» **GIVEN TASK**: What follows is a listing; restate every line of it word for word.

» **RECORDS**:
========
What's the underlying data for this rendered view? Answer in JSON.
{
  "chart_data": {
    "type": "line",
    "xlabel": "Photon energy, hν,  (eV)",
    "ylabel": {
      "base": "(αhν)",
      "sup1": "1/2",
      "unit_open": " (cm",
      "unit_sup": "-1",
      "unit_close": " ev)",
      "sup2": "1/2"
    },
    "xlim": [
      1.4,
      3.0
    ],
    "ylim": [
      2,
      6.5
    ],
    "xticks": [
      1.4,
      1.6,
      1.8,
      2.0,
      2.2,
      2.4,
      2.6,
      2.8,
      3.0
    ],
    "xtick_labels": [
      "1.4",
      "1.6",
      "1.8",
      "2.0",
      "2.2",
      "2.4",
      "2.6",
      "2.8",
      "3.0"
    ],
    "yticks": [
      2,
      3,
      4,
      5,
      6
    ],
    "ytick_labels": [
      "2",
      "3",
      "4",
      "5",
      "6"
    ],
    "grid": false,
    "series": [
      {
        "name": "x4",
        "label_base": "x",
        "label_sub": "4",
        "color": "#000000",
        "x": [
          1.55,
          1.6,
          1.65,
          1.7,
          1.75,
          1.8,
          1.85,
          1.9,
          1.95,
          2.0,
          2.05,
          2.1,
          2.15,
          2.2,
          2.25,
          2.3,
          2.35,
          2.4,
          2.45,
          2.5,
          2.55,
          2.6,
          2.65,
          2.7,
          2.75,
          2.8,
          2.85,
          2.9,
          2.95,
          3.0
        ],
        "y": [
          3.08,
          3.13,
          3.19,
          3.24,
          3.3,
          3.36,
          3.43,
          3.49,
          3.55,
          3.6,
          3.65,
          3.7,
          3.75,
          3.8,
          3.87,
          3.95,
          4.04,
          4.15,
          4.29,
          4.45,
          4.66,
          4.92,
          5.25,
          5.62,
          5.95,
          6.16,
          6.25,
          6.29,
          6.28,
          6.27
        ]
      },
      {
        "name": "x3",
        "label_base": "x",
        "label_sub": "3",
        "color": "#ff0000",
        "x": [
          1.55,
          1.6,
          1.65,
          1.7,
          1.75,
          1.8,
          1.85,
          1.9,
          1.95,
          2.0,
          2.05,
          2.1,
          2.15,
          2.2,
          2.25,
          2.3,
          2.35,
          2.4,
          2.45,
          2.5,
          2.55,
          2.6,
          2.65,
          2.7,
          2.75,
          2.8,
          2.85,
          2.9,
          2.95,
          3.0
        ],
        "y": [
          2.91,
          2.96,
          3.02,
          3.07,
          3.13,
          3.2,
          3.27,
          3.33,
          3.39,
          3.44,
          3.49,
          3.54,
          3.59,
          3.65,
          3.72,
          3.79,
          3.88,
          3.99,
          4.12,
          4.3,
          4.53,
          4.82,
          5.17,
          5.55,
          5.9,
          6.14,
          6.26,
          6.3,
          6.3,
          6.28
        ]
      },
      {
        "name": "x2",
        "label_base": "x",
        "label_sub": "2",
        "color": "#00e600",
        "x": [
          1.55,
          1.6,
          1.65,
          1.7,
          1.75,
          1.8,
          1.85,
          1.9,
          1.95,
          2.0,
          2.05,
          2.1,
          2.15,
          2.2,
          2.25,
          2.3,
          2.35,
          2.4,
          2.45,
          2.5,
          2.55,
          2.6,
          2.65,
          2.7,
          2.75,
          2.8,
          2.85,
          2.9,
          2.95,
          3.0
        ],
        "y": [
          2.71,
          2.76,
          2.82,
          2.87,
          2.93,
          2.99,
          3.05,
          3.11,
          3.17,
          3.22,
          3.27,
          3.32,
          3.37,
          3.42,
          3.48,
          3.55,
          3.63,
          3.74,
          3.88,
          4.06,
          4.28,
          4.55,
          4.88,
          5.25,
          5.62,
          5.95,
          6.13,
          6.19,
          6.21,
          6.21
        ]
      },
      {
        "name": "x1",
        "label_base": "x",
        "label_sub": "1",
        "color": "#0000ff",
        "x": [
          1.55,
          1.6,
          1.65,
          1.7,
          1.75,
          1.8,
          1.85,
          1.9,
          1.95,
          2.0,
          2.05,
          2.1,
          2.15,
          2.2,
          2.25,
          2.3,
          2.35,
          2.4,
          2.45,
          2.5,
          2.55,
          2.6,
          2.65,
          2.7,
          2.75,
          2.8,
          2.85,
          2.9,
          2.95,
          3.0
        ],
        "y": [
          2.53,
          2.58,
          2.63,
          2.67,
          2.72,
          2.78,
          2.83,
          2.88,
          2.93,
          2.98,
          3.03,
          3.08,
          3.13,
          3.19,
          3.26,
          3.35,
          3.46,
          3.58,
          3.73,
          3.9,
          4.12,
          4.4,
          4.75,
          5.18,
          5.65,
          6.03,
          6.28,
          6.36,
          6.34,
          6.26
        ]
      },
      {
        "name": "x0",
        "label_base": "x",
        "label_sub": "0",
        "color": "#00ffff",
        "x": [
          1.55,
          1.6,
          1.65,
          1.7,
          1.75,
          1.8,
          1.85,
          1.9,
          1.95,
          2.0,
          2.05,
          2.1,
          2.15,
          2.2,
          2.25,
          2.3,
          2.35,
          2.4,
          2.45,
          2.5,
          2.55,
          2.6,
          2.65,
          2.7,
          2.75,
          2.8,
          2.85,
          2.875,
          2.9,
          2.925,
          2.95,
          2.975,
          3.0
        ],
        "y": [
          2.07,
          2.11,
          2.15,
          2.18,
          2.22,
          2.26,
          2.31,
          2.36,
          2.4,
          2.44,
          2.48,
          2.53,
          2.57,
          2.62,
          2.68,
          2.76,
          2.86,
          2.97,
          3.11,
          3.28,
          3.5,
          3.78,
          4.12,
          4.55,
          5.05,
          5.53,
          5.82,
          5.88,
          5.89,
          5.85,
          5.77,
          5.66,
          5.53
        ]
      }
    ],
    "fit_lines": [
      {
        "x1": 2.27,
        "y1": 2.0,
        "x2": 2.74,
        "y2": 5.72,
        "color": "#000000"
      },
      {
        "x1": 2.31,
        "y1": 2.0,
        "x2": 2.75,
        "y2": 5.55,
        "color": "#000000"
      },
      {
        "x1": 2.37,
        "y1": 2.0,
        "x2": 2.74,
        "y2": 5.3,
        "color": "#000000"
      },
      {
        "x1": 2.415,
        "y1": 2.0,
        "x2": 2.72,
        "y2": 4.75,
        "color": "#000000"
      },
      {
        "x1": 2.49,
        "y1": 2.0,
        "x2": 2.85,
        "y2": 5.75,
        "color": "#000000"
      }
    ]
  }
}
========
» **ANSWER TO THIS TASK**:
What's the underlying data for this rendered view? Answer in JSON.
{
  "chart_data": {
    "type": "line",
    "xlabel": "Photon energy, hν,  (eV)",
    "ylabel": {
      "base": "(αhν)",
      "sup1": "1/2",
      "unit_open": " (cm",
      "unit_sup": "-1",
      "unit_close": " ev)",
      "sup2": "1/2"
    },
    "xlim": [
      1.4,
      3.0
    ],
    "ylim": [
      2,
      6.5
    ],
    "xticks": [
      1.4,
      1.6,
      1.8,
      2.0,
      2.2,
      2.4,
      2.6,
      2.8,
      3.0
    ],
    "xtick_labels": [
      "1.4",
      "1.6",
      "1.8",
      "2.0",
      "2.2",
      "2.4",
      "2.6",
      "2.8",
      "3.0"
    ],
    "yticks": [
      2,
      3,
      4,
      5,
      6
    ],
    "ytick_labels": [
      "2",
      "3",
      "4",
      "5",
      "6"
    ],
    "grid": false,
    "series": [
      {
        "name": "x4",
        "label_base": "x",
        "label_sub": "4",
        "color": "#000000",
        "x": [
          1.55,
          1.6,
          1.65,
          1.7,
          1.75,
          1.8,
          1.85,
          1.9,
          1.95,
          2.0,
          2.05,
          2.1,
          2.15,
          2.2,
          2.25,
          2.3,
          2.35,
          2.4,
          2.45,
          2.5,
          2.55,
          2.6,
          2.65,
          2.7,
          2.75,
          2.8,
          2.85,
          2.9,
          2.95,
          3.0
        ],
        "y": [
          3.08,
          3.13,
          3.19,
          3.24,
          3.3,
          3.36,
          3.43,
          3.49,
          3.55,
          3.6,
          3.65,
          3.7,
          3.75,
          3.8,
          3.87,
          3.95,
          4.04,
          4.15,
          4.29,
          4.45,
          4.66,
          4.92,
          5.25,
          5.62,
          5.95,
          6.16,
          6.25,
          6.29,
          6.28,
          6.27
        ]
      },
      {
        "name": "x3",
        "label_base": "x",
        "label_sub": "3",
        "color": "#ff0000",
        "x": [
          1.55,
          1.6,
          1.65,
          1.7,
          1.75,
          1.8,
          1.85,
          1.9,
          1.95,
          2.0,
          2.05,
          2.1,
          2.15,
          2.2,
          2.25,
          2.3,
          2.35,
          2.4,
          2.45,
          2.5,
          2.55,
          2.6,
          2.65,
          2.7,
          2.75,
          2.8,
          2.85,
          2.9,
          2.95,
          3.0
        ],
        "y": [
          2.91,
          2.96,
          3.02,
          3.07,
          3.13,
          3.2,
          3.27,
          3.33,
          3.39,
          3.44,
          3.49,
          3.54,
          3.59,
          3.65,
          3.72,
          3.79,
          3.88,
          3.99,
          4.12,
          4.3,
          4.53,
          4.82,
          5.17,
          5.55,
          5.9,
          6.14,
          6.26,
          6.3,
          6.3,
          6.28
        ]
      },
      {
        "name": "x2",
        "label_base": "x",
        "label_sub": "2",
        "color": "#00e600",
        "x": [
          1.55,
          1.6,
          1.65,
          1.7,
          1.75,
          1.8,
          1.85,
          1.9,
          1.95,
          2.0,
          2.05,
          2.1,
          2.15,
          2.2,
          2.25,
          2.3,
          2.35,
          2.4,
          2.45,
          2.5,
          2.55,
          2.6,
          2.65,
          2.7,
          2.75,
          2.8,
          2.85,
          2.9,
          2.95,
          3.0
        ],
        "y": [
          2.71,
          2.76,
          2.82,
          2.87,
          2.93,
          2.99,
          3.05,
          3.11,
          3.17,
          3.22,
          3.27,
          3.32,
          3.37,
          3.42,
          3.48,
          3.55,
          3.63,
          3.74,
          3.88,
          4.06,
          4.28,
          4.55,
          4.88,
          5.25,
          5.62,
          5.95,
          6.13,
          6.19,
          6.21,
          6.21
        ]
      },
      {
        "name": "x1",
        "label_base": "x",
        "label_sub": "1",
        "color": "#0000ff",
        "x": [
          1.55,
          1.6,
          1.65,
          1.7,
          1.75,
          1.8,
          1.85,
          1.9,
          1.95,
          2.0,
          2.05,
          2.1,
          2.15,
          2.2,
          2.25,
          2.3,
          2.35,
          2.4,
          2.45,
          2.5,
          2.55,
          2.6,
          2.65,
          2.7,
          2.75,
          2.8,
          2.85,
          2.9,
          2.95,
          3.0
        ],
        "y": [
          2.53,
          2.58,
          2.63,
          2.67,
          2.72,
          2.78,
          2.83,
          2.88,
          2.93,
          2.98,
          3.03,
          3.08,
          3.13,
          3.19,
          3.26,
          3.35,
          3.46,
          3.58,
          3.73,
          3.9,
          4.12,
          4.4,
          4.75,
          5.18,
          5.65,
          6.03,
          6.28,
          6.36,
          6.34,
          6.26
        ]
      },
      {
        "name": "x0",
        "label_base": "x",
        "label_sub": "0",
        "color": "#00ffff",
        "x": [
          1.55,
          1.6,
          1.65,
          1.7,
          1.75,
          1.8,
          1.85,
          1.9,
          1.95,
          2.0,
          2.05,
          2.1,
          2.15,
          2.2,
          2.25,
          2.3,
          2.35,
          2.4,
          2.45,
          2.5,
          2.55,
          2.6,
          2.65,
          2.7,
          2.75,
          2.8,
          2.85,
          2.875,
          2.9,
          2.925,
          2.95,
          2.975,
          3.0
        ],
        "y": [
          2.07,
          2.11,
          2.15,
          2.18,
          2.22,
          2.26,
          2.31,
          2.36,
          2.4,
          2.44,
          2.48,
          2.53,
          2.57,
          2.62,
          2.68,
          2.76,
          2.86,
          2.97,
          3.11,
          3.28,
          3.5,
          3.78,
          4.12,
          4.55,
          5.05,
          5.53,
          5.82,
          5.88,
          5.89,
          5.85,
          5.77,
          5.66,
          5.53
        ]
      }
    ],
    "fit_lines": [
      {
        "x1": 2.27,
        "y1": 2.0,
        "x2": 2.74,
        "y2": 5.72,
        "color": "#000000"
      },
      {
        "x1": 2.31,
        "y1": 2.0,
        "x2": 2.75,
        "y2": 5.55,
        "color": "#000000"
      },
      {
        "x1": 2.37,
        "y1": 2.0,
        "x2": 2.74,
        "y2": 5.3,
        "color": "#000000"
      },
      {
        "x1": 2.415,
        "y1": 2.0,
        "x2": 2.72,
        "y2": 4.75,
        "color": "#000000"
      },
      {
        "x1": 2.49,
        "y1": 2.0,
        "x2": 2.85,
        "y2": 5.75,
        "color": "#000000"
      }
    ]
  }
}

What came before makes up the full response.